Instructions for the task
In the records below, pick out all lines containing the word "JSON".
:: Data rows ::
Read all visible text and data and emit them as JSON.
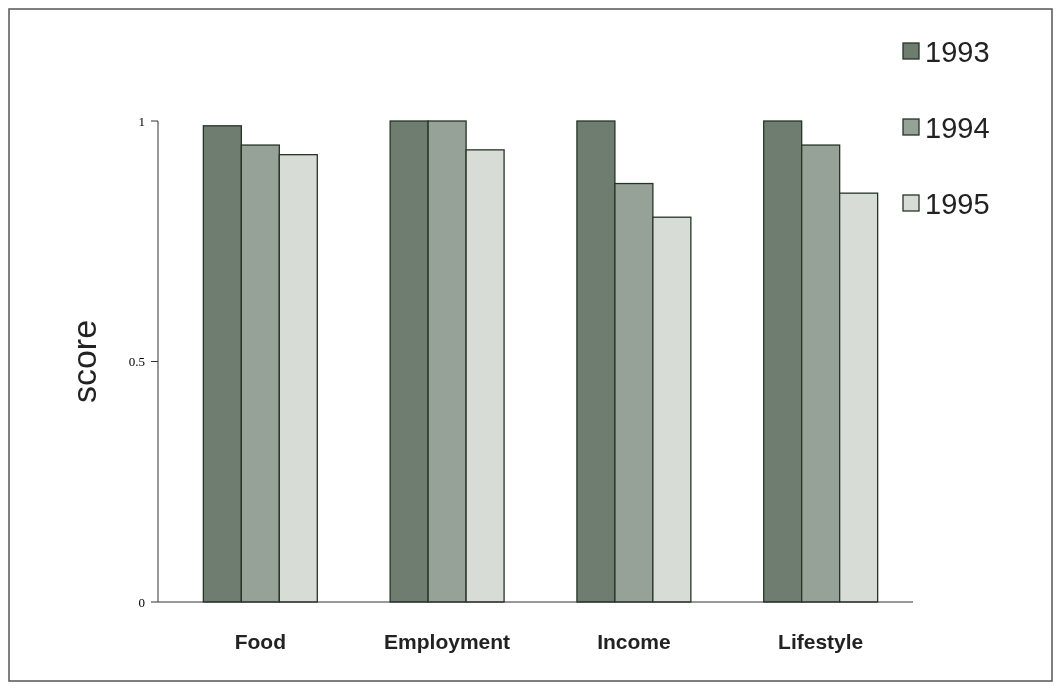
{
  "chart_data": {
    "type": "bar",
    "ylabel": "score",
    "categories": [
      "Food",
      "Employment",
      "Income",
      "Lifestyle"
    ],
    "series": [
      {
        "name": "1993",
        "color": "#6f7d70",
        "values": [
          0.99,
          1,
          1,
          1
        ]
      },
      {
        "name": "1994",
        "color": "#96a197",
        "values": [
          0.95,
          1,
          0.87,
          0.95
        ]
      },
      {
        "name": "1995",
        "color": "#d7dcd7",
        "values": [
          0.93,
          0.94,
          0.8,
          0.85
        ]
      }
    ],
    "ylim": [
      0,
      1
    ],
    "yticks": [
      0,
      0.5,
      1
    ],
    "grid": false,
    "legend": "top right"
  }
}
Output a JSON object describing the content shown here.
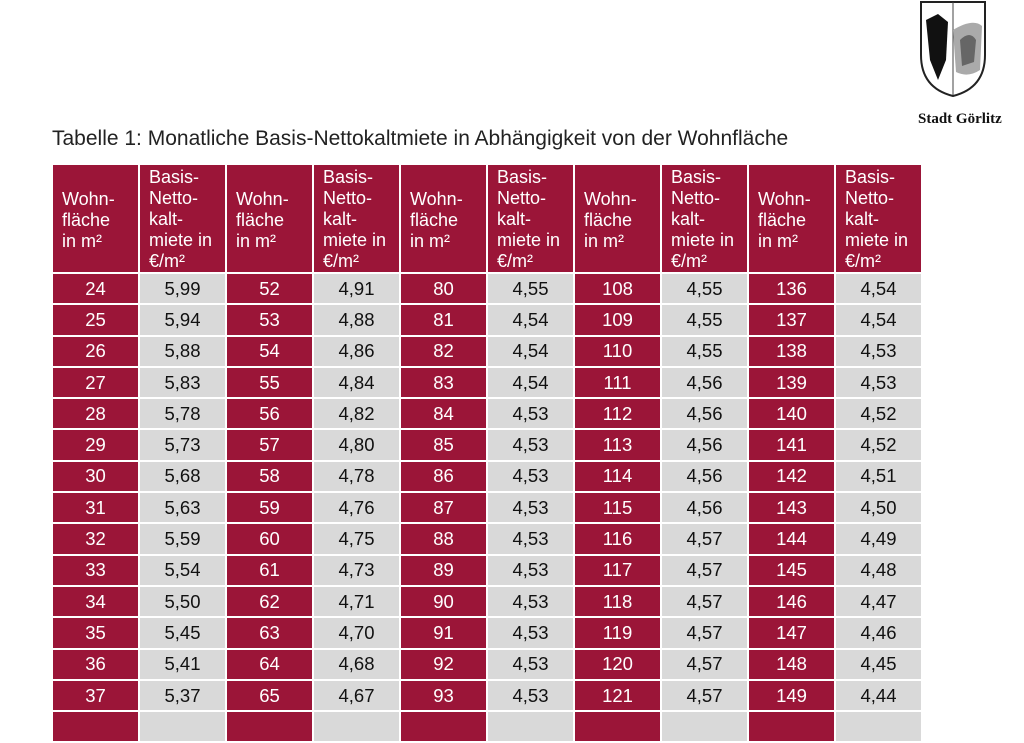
:::
The solution
Read all visible text and data and emit them as JSON.
Output a JSON object describing the content shown here.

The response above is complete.